- **GIVEN TASK**
Below are entries to be transcribed exactly; exclude the pictures from the copy.

Items from a dataset:
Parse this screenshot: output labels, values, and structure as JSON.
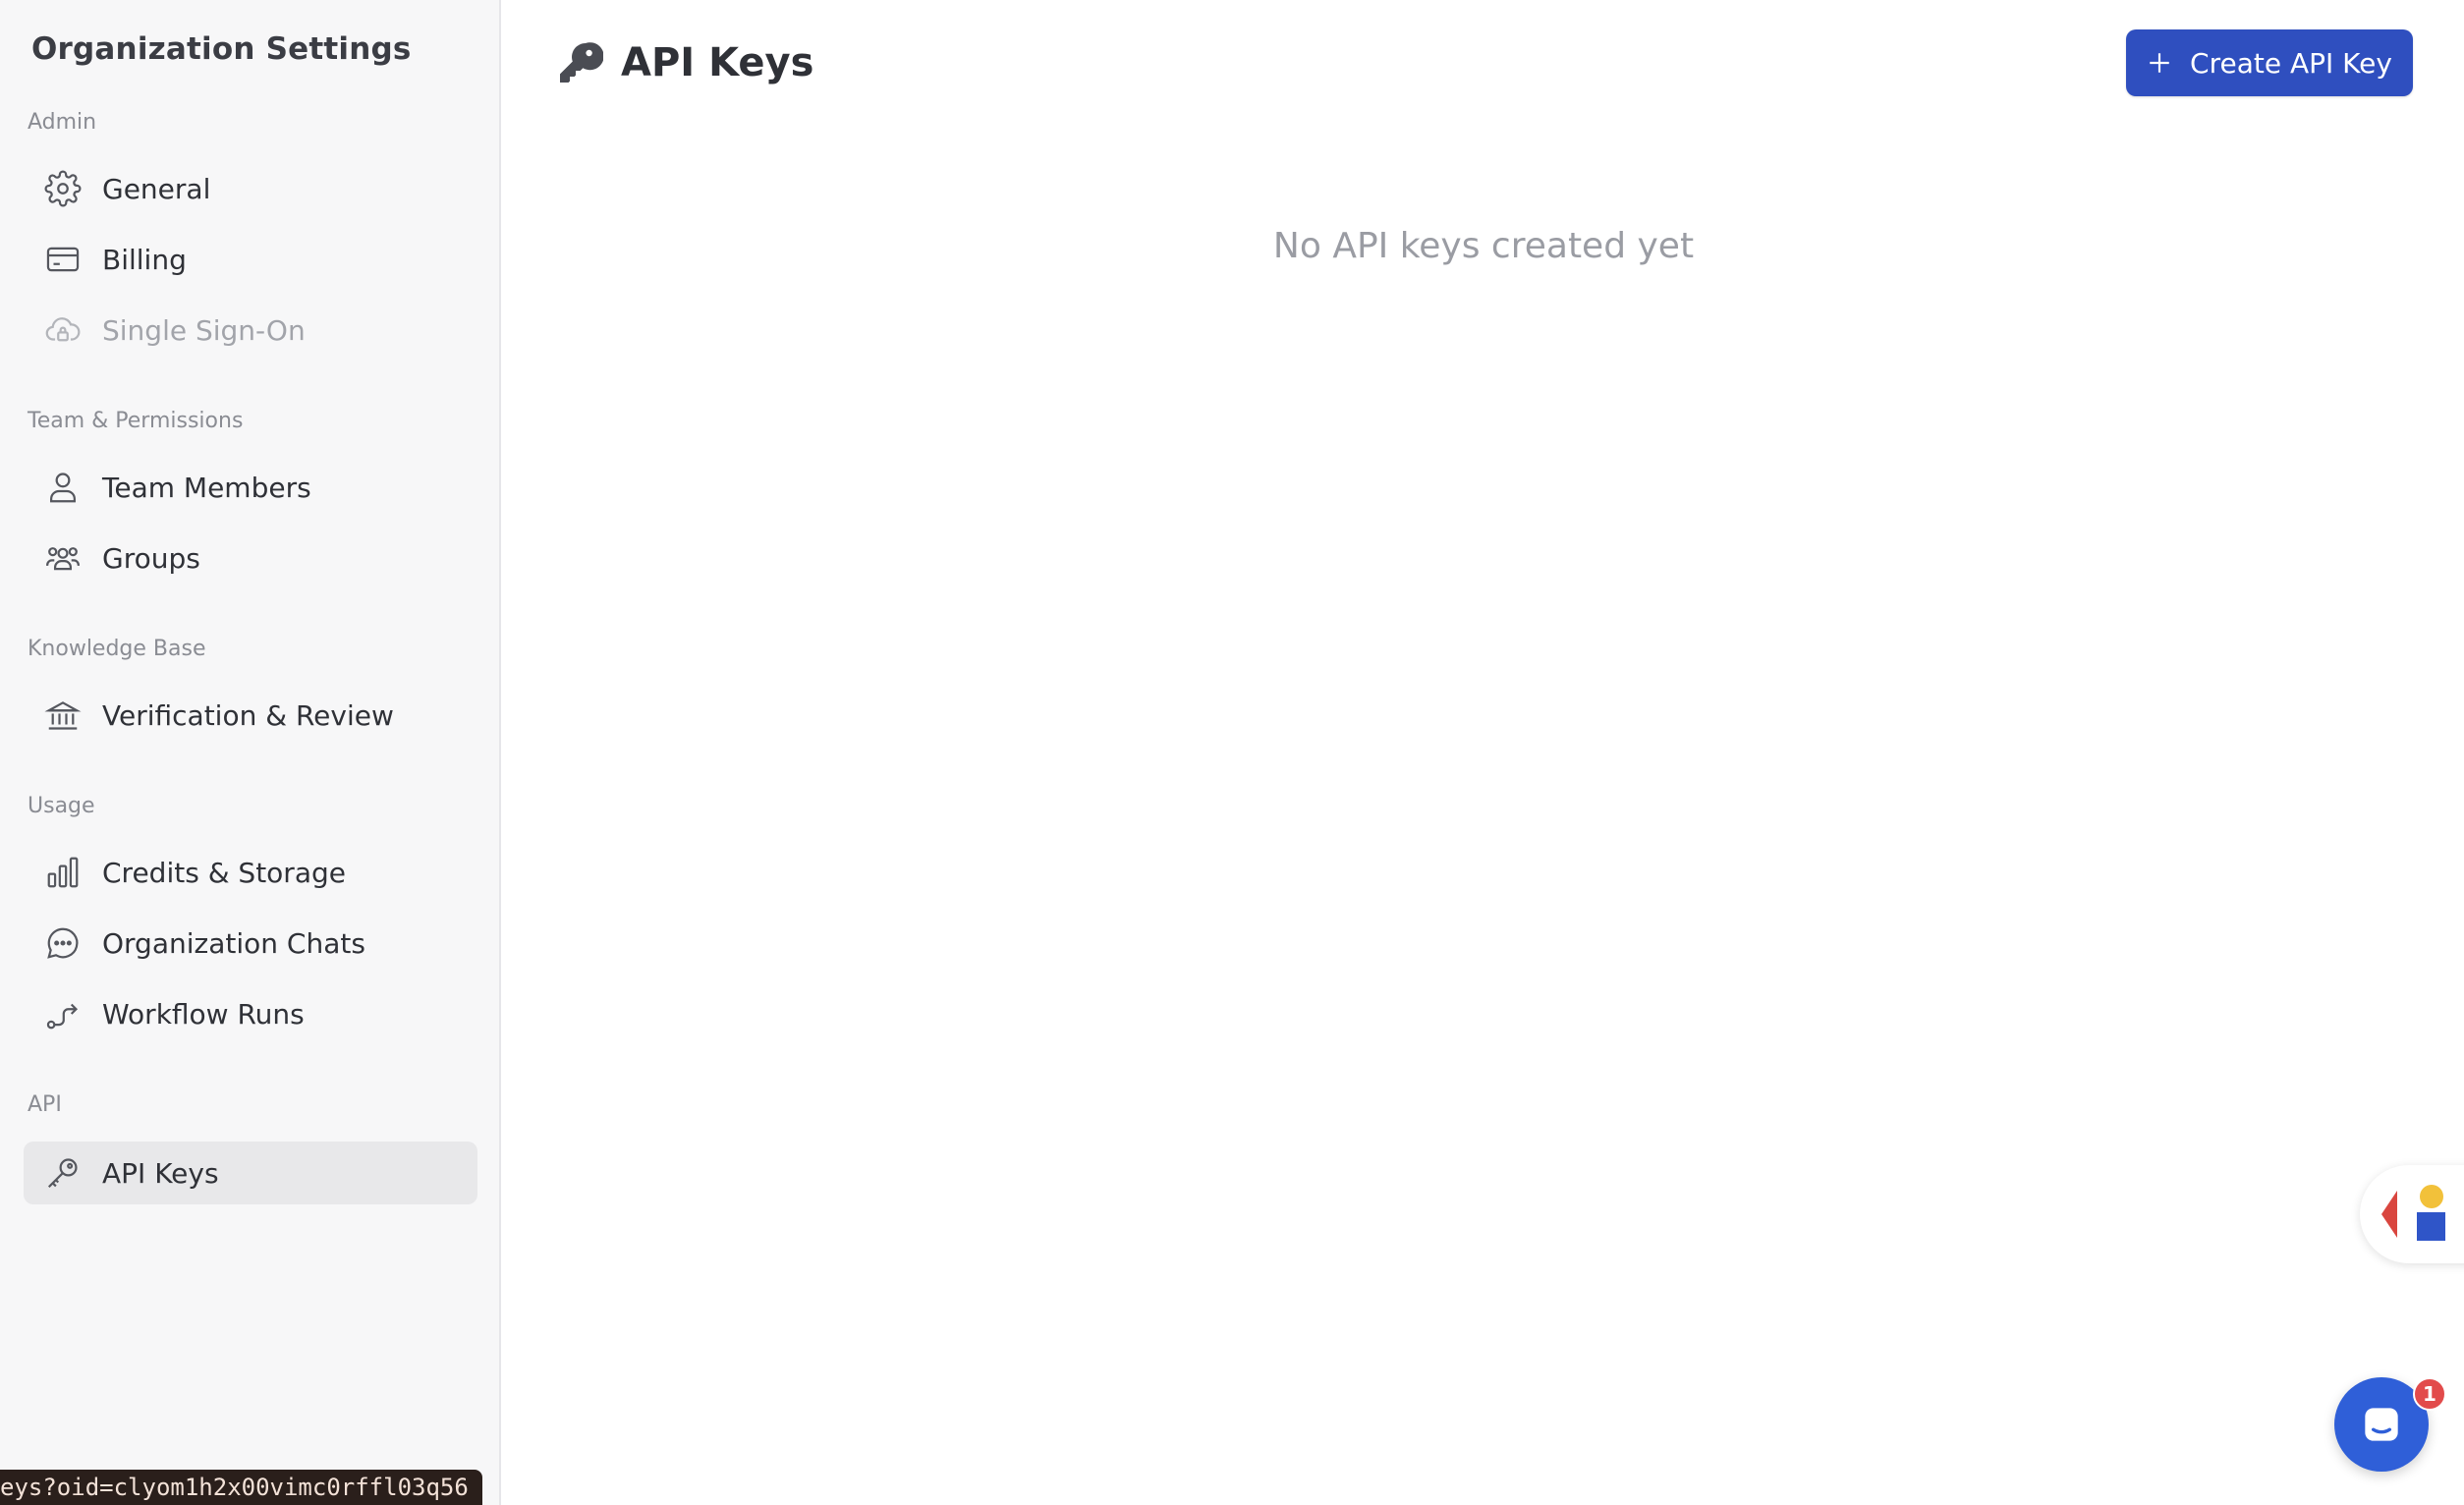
{
  "sidebar": {
    "title": "Organization Settings",
    "sections": [
      {
        "label": "Admin"
      },
      {
        "label": "Team & Permissions"
      },
      {
        "label": "Knowledge Base"
      },
      {
        "label": "Usage"
      },
      {
        "label": "API"
      }
    ],
    "items": [
      {
        "label": "General",
        "icon": "gear-icon"
      },
      {
        "label": "Billing",
        "icon": "credit-card-icon"
      },
      {
        "label": "Single Sign-On",
        "icon": "cloud-lock-icon",
        "disabled": true
      },
      {
        "label": "Team Members",
        "icon": "user-icon"
      },
      {
        "label": "Groups",
        "icon": "users-group-icon"
      },
      {
        "label": "Verification & Review",
        "icon": "bank-icon"
      },
      {
        "label": "Credits & Storage",
        "icon": "bar-chart-icon"
      },
      {
        "label": "Organization Chats",
        "icon": "chat-bubble-icon"
      },
      {
        "label": "Workflow Runs",
        "icon": "route-icon"
      },
      {
        "label": "API Keys",
        "icon": "key-icon",
        "active": true
      }
    ]
  },
  "header": {
    "title": "API Keys",
    "icon": "key-icon",
    "create_label": "Create API Key"
  },
  "main": {
    "empty_message": "No API keys created yet"
  },
  "widgets": {
    "chat_badge_count": "1"
  },
  "status_bar": {
    "url": "eys?oid=clyom1h2x00vimc0rffl03q56"
  },
  "colors": {
    "primary": "#2f4fbf",
    "sidebar_bg": "#f7f7f8",
    "active_item_bg": "#e8e8ea",
    "chat_fab": "#2f5fd8",
    "badge": "#e24b4b"
  }
}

- **THE ANSWER**
Parse this screenshot: output labels, values, and structure as JSON.
{
  "sidebar": {
    "title": "Organization Settings",
    "sections": [
      {
        "label": "Admin"
      },
      {
        "label": "Team & Permissions"
      },
      {
        "label": "Knowledge Base"
      },
      {
        "label": "Usage"
      },
      {
        "label": "API"
      }
    ],
    "items": [
      {
        "label": "General",
        "icon": "gear-icon"
      },
      {
        "label": "Billing",
        "icon": "credit-card-icon"
      },
      {
        "label": "Single Sign-On",
        "icon": "cloud-lock-icon",
        "disabled": true
      },
      {
        "label": "Team Members",
        "icon": "user-icon"
      },
      {
        "label": "Groups",
        "icon": "users-group-icon"
      },
      {
        "label": "Verification & Review",
        "icon": "bank-icon"
      },
      {
        "label": "Credits & Storage",
        "icon": "bar-chart-icon"
      },
      {
        "label": "Organization Chats",
        "icon": "chat-bubble-icon"
      },
      {
        "label": "Workflow Runs",
        "icon": "route-icon"
      },
      {
        "label": "API Keys",
        "icon": "key-icon",
        "active": true
      }
    ]
  },
  "header": {
    "title": "API Keys",
    "icon": "key-icon",
    "create_label": "Create API Key"
  },
  "main": {
    "empty_message": "No API keys created yet"
  },
  "widgets": {
    "chat_badge_count": "1"
  },
  "status_bar": {
    "url": "eys?oid=clyom1h2x00vimc0rffl03q56"
  },
  "colors": {
    "primary": "#2f4fbf",
    "sidebar_bg": "#f7f7f8",
    "active_item_bg": "#e8e8ea",
    "chat_fab": "#2f5fd8",
    "badge": "#e24b4b"
  }
}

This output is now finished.